>> START

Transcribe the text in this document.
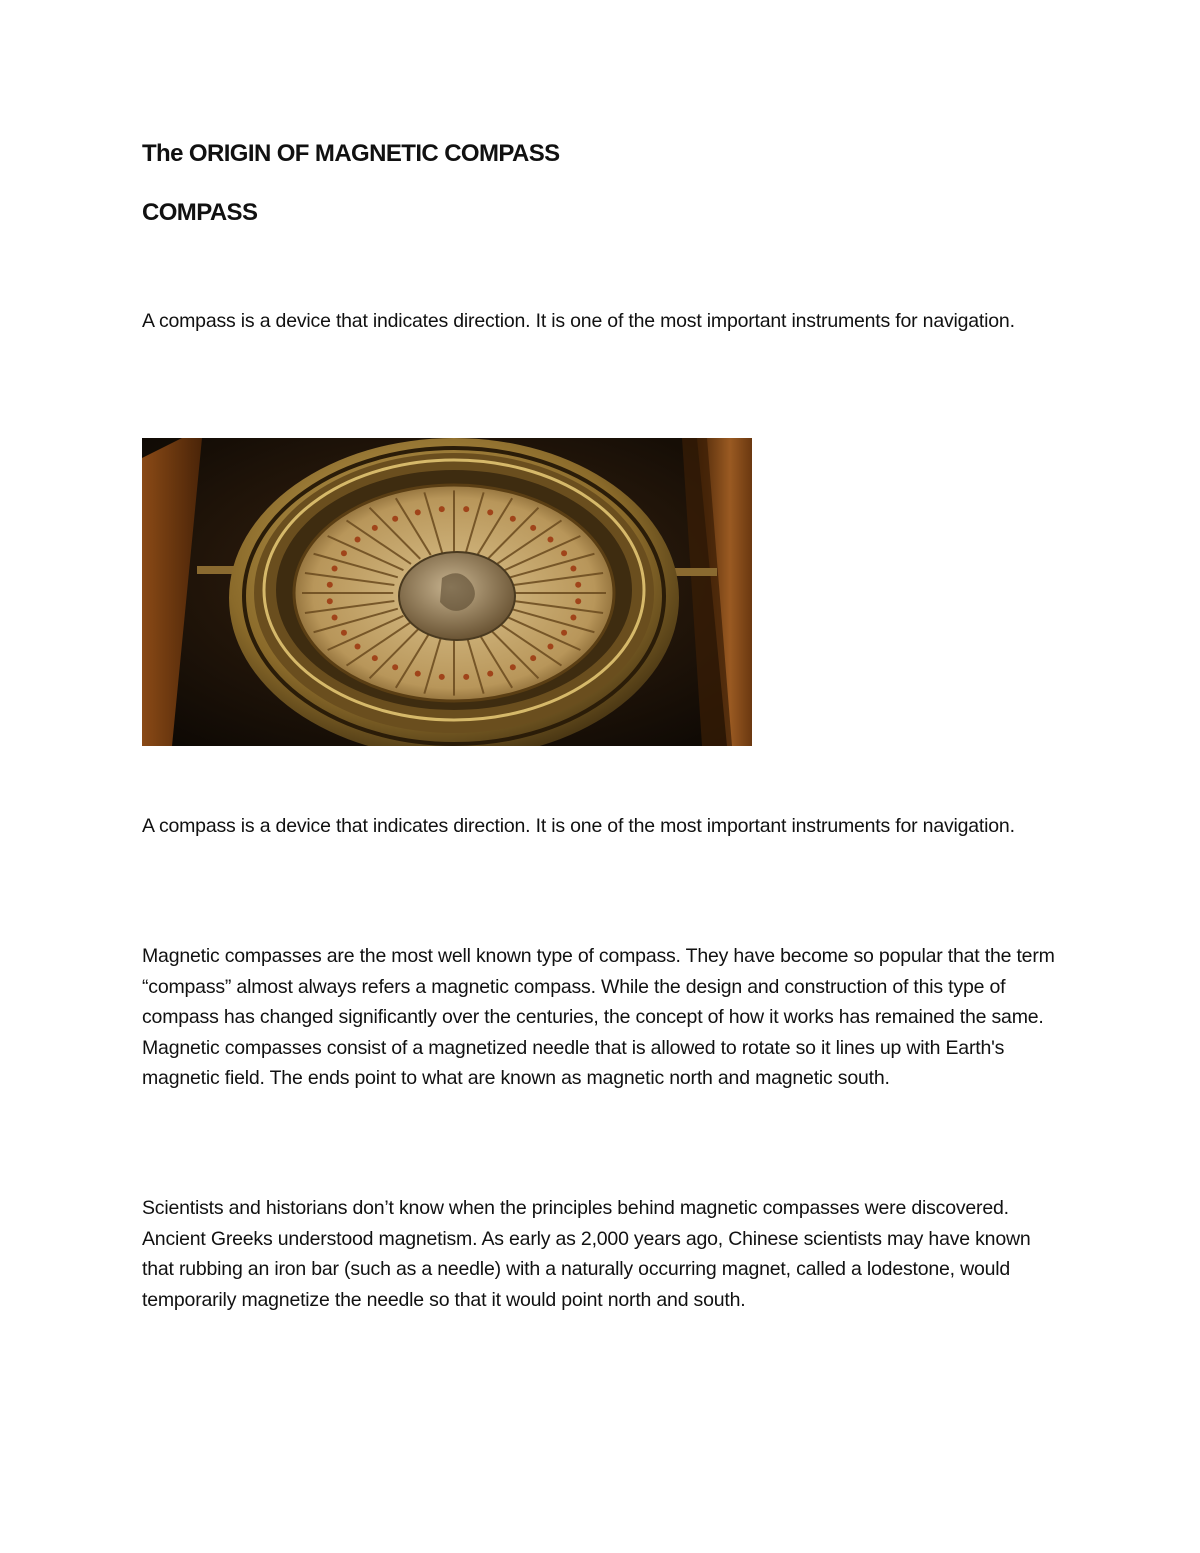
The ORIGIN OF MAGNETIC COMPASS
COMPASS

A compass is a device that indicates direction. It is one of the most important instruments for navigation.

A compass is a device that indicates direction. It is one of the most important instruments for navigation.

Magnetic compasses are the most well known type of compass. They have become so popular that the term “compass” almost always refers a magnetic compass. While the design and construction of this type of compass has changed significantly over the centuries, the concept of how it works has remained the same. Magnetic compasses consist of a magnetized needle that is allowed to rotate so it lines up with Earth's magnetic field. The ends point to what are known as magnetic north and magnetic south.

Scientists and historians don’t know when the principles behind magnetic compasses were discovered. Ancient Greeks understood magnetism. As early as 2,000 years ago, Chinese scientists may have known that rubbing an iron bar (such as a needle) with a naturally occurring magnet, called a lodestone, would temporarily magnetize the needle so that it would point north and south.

>> END

- **GOAL OF THE EXERCISE**
Write out the records above once more, word for word, with no pictures.

- **RESULT OF THE TASK**
Transcribe the text in this document.
The ORIGIN OF MAGNETIC COMPASS
COMPASS

A compass is a device that indicates direction. It is one of the most important instruments for navigation.

A compass is a device that indicates direction. It is one of the most important instruments for navigation.

Magnetic compasses are the most well known type of compass. They have become so popular that the term “compass” almost always refers a magnetic compass. While the design and construction of this type of compass has changed significantly over the centuries, the concept of how it works has remained the same. Magnetic compasses consist of a magnetized needle that is allowed to rotate so it lines up with Earth's magnetic field. The ends point to what are known as magnetic north and magnetic south.

Scientists and historians don’t know when the principles behind magnetic compasses were discovered. Ancient Greeks understood magnetism. As early as 2,000 years ago, Chinese scientists may have known that rubbing an iron bar (such as a needle) with a naturally occurring magnet, called a lodestone, would temporarily magnetize the needle so that it would point north and south.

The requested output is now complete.